Records

==============================

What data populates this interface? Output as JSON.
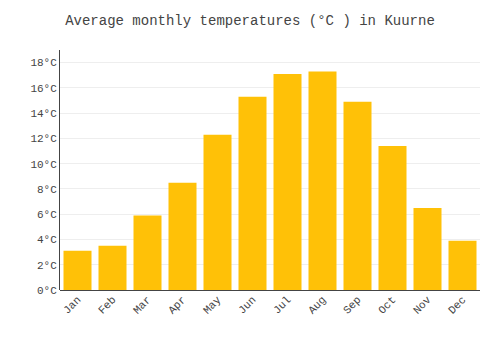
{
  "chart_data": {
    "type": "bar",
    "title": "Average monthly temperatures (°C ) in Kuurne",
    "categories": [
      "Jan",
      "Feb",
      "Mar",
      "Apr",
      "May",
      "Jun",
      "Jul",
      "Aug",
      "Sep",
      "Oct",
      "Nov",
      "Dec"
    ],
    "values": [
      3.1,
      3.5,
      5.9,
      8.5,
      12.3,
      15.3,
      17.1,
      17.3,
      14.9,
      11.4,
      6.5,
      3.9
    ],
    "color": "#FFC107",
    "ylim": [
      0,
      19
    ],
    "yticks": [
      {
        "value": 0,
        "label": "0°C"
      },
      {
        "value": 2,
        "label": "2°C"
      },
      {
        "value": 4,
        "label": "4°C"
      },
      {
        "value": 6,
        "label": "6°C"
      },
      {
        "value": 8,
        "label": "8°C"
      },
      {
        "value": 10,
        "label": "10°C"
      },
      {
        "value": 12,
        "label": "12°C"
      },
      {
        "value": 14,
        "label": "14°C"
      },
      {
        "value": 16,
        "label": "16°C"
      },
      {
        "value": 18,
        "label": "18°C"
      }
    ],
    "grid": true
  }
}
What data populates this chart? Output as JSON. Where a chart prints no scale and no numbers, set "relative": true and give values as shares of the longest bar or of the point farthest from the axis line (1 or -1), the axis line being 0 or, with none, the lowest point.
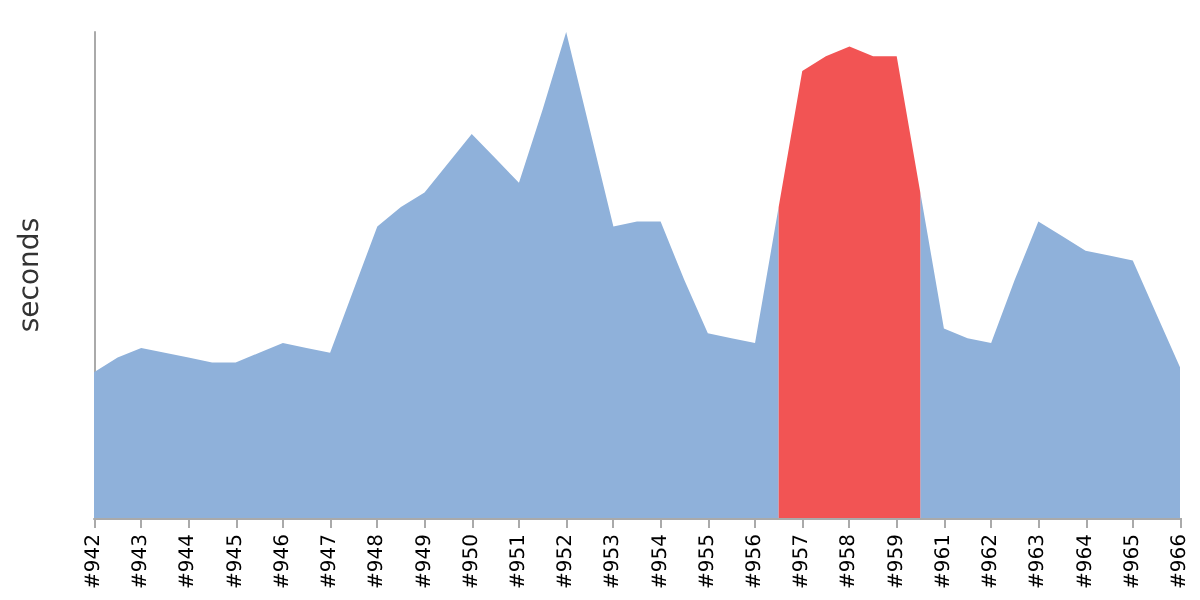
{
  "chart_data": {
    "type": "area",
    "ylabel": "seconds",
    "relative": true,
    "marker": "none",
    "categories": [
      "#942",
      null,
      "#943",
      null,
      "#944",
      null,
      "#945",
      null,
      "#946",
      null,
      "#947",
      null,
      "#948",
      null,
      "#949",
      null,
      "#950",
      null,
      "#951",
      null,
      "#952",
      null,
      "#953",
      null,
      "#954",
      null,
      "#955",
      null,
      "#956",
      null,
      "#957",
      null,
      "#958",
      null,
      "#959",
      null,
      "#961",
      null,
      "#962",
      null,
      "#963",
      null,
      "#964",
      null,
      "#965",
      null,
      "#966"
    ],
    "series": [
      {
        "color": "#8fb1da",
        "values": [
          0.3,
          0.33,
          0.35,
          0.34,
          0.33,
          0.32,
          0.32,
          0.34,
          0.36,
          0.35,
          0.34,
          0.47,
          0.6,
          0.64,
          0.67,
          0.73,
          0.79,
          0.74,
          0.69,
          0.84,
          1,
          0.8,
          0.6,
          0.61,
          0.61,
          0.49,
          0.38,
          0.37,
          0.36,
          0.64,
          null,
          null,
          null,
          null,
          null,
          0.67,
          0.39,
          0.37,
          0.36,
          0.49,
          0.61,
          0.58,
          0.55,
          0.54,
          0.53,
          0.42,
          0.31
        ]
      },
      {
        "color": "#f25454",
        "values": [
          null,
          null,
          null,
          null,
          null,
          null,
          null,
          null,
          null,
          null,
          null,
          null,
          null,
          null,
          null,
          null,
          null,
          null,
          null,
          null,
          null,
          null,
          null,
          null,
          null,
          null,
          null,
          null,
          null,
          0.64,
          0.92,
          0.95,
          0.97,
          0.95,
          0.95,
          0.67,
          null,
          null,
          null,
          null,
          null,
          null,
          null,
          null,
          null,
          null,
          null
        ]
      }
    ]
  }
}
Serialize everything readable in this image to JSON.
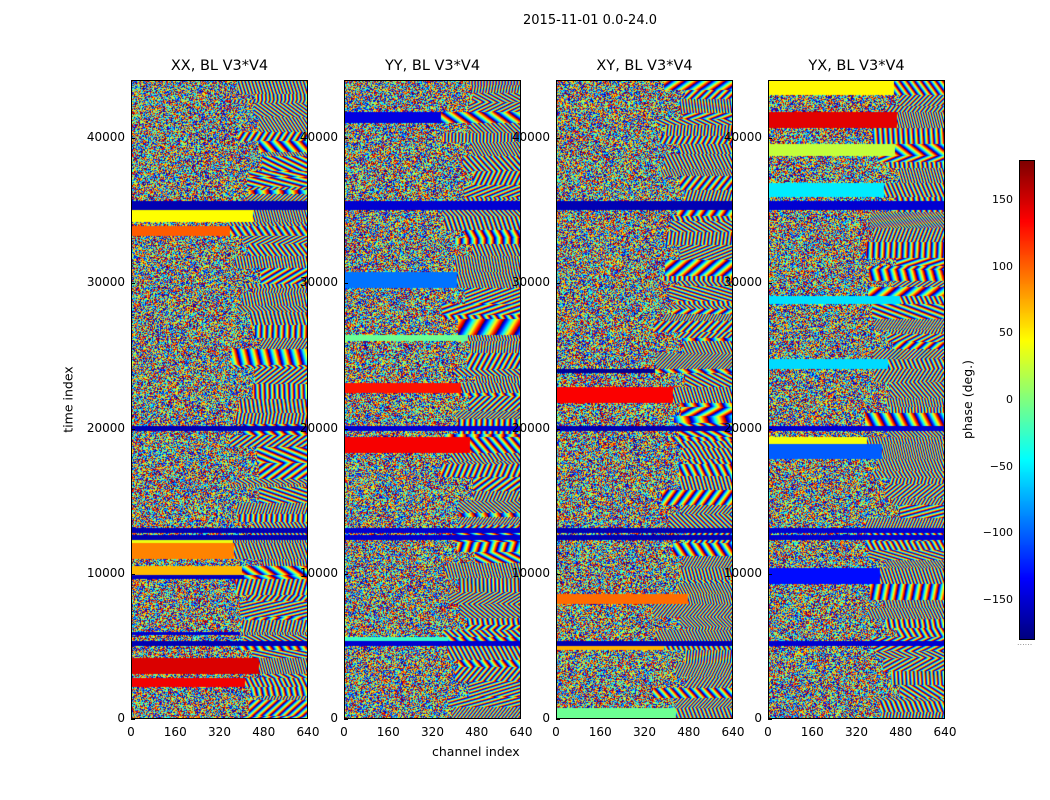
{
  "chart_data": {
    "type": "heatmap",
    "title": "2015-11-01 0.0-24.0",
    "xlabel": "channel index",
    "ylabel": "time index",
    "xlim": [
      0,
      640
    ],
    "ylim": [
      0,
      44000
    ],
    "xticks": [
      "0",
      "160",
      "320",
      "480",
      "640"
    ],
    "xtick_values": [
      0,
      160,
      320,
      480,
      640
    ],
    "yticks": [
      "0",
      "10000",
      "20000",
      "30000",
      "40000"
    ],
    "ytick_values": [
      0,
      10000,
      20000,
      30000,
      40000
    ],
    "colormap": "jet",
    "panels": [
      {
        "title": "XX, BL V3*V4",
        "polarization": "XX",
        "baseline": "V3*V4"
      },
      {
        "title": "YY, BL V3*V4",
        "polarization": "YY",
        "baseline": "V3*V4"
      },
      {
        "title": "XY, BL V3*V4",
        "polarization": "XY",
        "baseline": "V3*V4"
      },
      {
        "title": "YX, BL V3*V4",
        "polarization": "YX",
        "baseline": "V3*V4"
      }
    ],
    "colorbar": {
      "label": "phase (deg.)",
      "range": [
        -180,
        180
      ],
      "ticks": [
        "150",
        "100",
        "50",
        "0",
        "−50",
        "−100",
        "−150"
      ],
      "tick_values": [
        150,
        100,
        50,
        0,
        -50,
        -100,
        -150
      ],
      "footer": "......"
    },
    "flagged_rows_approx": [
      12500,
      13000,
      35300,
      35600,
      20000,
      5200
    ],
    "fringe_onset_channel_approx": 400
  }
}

==============================

Answer with one number only: how many lines above contain the word "JSON".

Response to the task:
3